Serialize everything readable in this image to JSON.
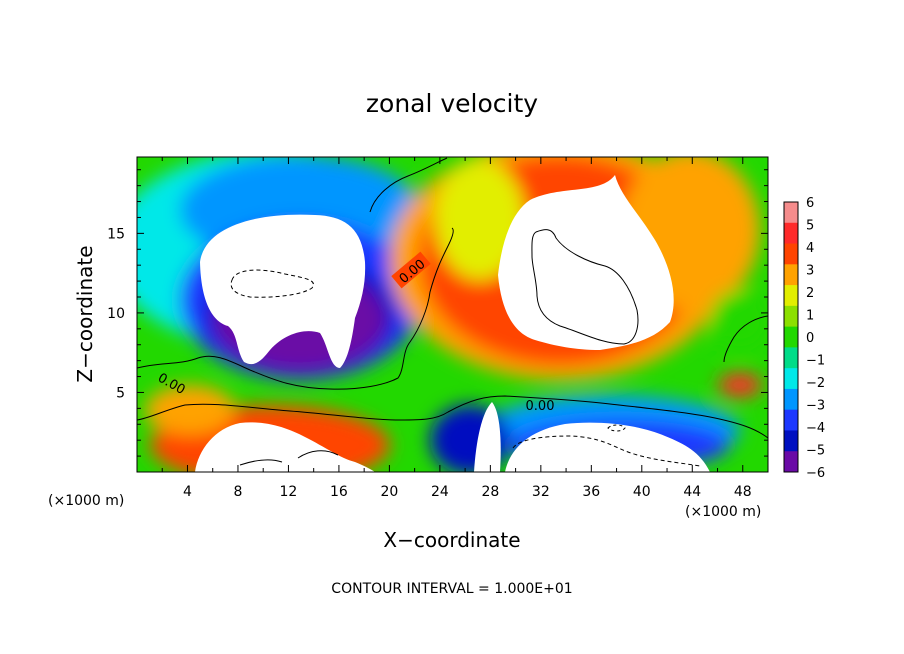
{
  "chart_data": {
    "type": "heatmap",
    "title": "zonal velocity",
    "xlabel": "X−coordinate",
    "ylabel": "Z−coordinate",
    "x_unit_label": "(×1000 m)",
    "y_unit_label": "(×1000 m)",
    "footer": "CONTOUR INTERVAL = 1.000E+01",
    "xlim": [
      0,
      50
    ],
    "ylim": [
      0,
      19.8
    ],
    "xticks": [
      4,
      8,
      12,
      16,
      20,
      24,
      28,
      32,
      36,
      40,
      44,
      48
    ],
    "yticks": [
      5,
      10,
      15
    ],
    "colorbar": {
      "levels": [
        6,
        5,
        4,
        3,
        2,
        1,
        0,
        -1,
        -2,
        -3,
        -4,
        -5,
        -6
      ],
      "labels": [
        "6",
        "5",
        "4",
        "3",
        "2",
        "1",
        "0",
        "−1",
        "−2",
        "−3",
        "−4",
        "−5",
        "−6"
      ],
      "colors": [
        "#f58c8c",
        "#ff2a2a",
        "#ff4400",
        "#ffa200",
        "#e2ee00",
        "#8ce000",
        "#22d800",
        "#00dc88",
        "#00e8e8",
        "#0096ff",
        "#1c38ff",
        "#0010c0",
        "#6a0aa6"
      ]
    },
    "contour_labels": [
      {
        "text": "0.00",
        "x": 22.0,
        "z": 11.6
      },
      {
        "text": "0.00",
        "x": 2.8,
        "z": 5.8
      },
      {
        "text": "0.00",
        "x": 31.2,
        "z": 4.4
      }
    ],
    "grid": false
  }
}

What you have to do. Give back every line exactly as it stands, pictures excluded.

Finished exercise.
Serialize everything readable in this image to JSON.
{
  "chart_data": {
    "type": "heatmap",
    "title": "zonal velocity",
    "xlabel": "X−coordinate",
    "ylabel": "Z−coordinate",
    "x_unit_label": "(×1000 m)",
    "y_unit_label": "(×1000 m)",
    "footer": "CONTOUR INTERVAL = 1.000E+01",
    "xlim": [
      0,
      50
    ],
    "ylim": [
      0,
      19.8
    ],
    "xticks": [
      4,
      8,
      12,
      16,
      20,
      24,
      28,
      32,
      36,
      40,
      44,
      48
    ],
    "yticks": [
      5,
      10,
      15
    ],
    "colorbar": {
      "levels": [
        6,
        5,
        4,
        3,
        2,
        1,
        0,
        -1,
        -2,
        -3,
        -4,
        -5,
        -6
      ],
      "labels": [
        "6",
        "5",
        "4",
        "3",
        "2",
        "1",
        "0",
        "−1",
        "−2",
        "−3",
        "−4",
        "−5",
        "−6"
      ],
      "colors": [
        "#f58c8c",
        "#ff2a2a",
        "#ff4400",
        "#ffa200",
        "#e2ee00",
        "#8ce000",
        "#22d800",
        "#00dc88",
        "#00e8e8",
        "#0096ff",
        "#1c38ff",
        "#0010c0",
        "#6a0aa6"
      ]
    },
    "contour_labels": [
      {
        "text": "0.00",
        "x": 22.0,
        "z": 11.6
      },
      {
        "text": "0.00",
        "x": 2.8,
        "z": 5.8
      },
      {
        "text": "0.00",
        "x": 31.2,
        "z": 4.4
      }
    ],
    "grid": false
  }
}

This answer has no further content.